BEGIN Material provided

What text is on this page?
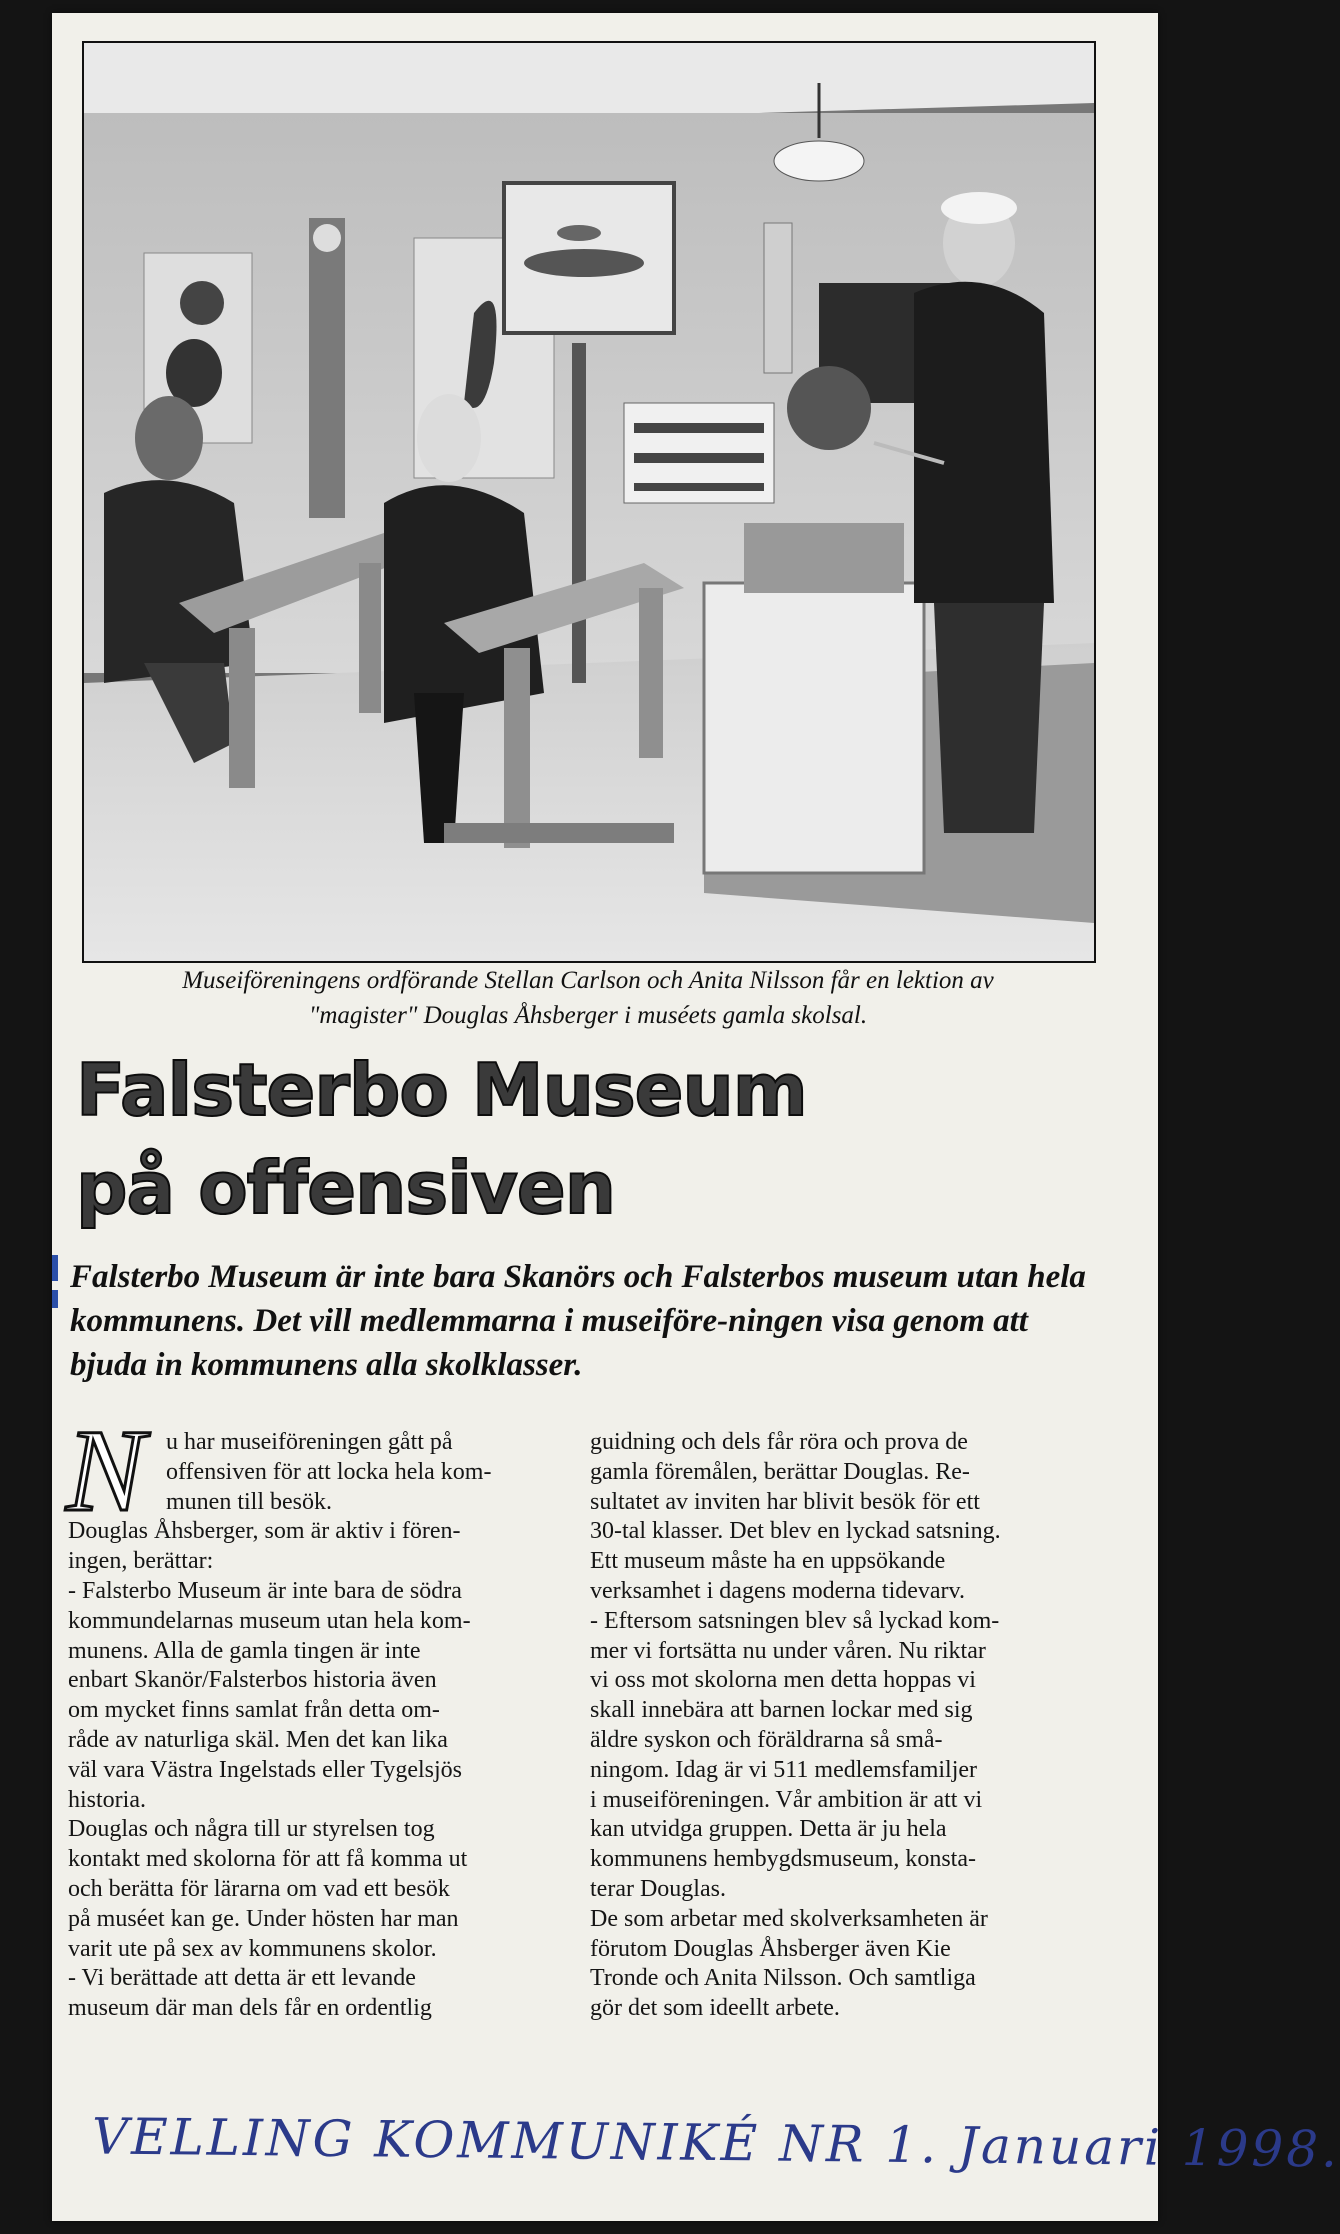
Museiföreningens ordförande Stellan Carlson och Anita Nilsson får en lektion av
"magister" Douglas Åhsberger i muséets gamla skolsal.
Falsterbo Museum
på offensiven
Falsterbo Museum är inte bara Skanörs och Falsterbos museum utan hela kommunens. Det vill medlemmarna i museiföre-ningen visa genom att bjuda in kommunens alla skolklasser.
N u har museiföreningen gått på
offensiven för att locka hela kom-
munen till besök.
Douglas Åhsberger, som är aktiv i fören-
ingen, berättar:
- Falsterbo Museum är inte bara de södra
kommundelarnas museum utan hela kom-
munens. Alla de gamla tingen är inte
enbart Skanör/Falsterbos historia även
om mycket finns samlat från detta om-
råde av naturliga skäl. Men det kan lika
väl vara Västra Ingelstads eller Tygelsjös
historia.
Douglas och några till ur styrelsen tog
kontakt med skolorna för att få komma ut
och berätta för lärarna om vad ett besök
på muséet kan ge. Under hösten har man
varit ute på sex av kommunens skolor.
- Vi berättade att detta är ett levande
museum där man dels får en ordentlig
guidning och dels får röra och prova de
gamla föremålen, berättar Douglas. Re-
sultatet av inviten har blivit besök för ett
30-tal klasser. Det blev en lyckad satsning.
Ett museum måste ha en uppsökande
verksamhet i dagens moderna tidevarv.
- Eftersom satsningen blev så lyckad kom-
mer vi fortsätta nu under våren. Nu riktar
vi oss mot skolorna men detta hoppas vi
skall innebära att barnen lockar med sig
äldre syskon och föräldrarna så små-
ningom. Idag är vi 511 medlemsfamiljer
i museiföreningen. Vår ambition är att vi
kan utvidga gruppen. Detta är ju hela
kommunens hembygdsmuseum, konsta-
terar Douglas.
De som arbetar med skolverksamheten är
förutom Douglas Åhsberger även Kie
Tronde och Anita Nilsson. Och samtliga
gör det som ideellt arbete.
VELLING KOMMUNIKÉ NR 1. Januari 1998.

END Material provided

_About this exercise:_ Would you set down the entries exactly as given, minus their pictures?

_Solution for this problem:_
What text is on this page?
Museiföreningens ordförande Stellan Carlson och Anita Nilsson får en lektion av
"magister" Douglas Åhsberger i muséets gamla skolsal.
Falsterbo Museum
på offensiven
Falsterbo Museum är inte bara Skanörs och Falsterbos museum utan hela kommunens. Det vill medlemmarna i museiföre-ningen visa genom att bjuda in kommunens alla skolklasser.
N u har museiföreningen gått på
offensiven för att locka hela kom-
munen till besök.
Douglas Åhsberger, som är aktiv i fören-
ingen, berättar:
- Falsterbo Museum är inte bara de södra
kommundelarnas museum utan hela kom-
munens. Alla de gamla tingen är inte
enbart Skanör/Falsterbos historia även
om mycket finns samlat från detta om-
råde av naturliga skäl. Men det kan lika
väl vara Västra Ingelstads eller Tygelsjös
historia.
Douglas och några till ur styrelsen tog
kontakt med skolorna för att få komma ut
och berätta för lärarna om vad ett besök
på muséet kan ge. Under hösten har man
varit ute på sex av kommunens skolor.
- Vi berättade att detta är ett levande
museum där man dels får en ordentlig
guidning och dels får röra och prova de
gamla föremålen, berättar Douglas. Re-
sultatet av inviten har blivit besök för ett
30-tal klasser. Det blev en lyckad satsning.
Ett museum måste ha en uppsökande
verksamhet i dagens moderna tidevarv.
- Eftersom satsningen blev så lyckad kom-
mer vi fortsätta nu under våren. Nu riktar
vi oss mot skolorna men detta hoppas vi
skall innebära att barnen lockar med sig
äldre syskon och föräldrarna så små-
ningom. Idag är vi 511 medlemsfamiljer
i museiföreningen. Vår ambition är att vi
kan utvidga gruppen. Detta är ju hela
kommunens hembygdsmuseum, konsta-
terar Douglas.
De som arbetar med skolverksamheten är
förutom Douglas Åhsberger även Kie
Tronde och Anita Nilsson. Och samtliga
gör det som ideellt arbete.
VELLING KOMMUNIKÉ NR 1. Januari 1998.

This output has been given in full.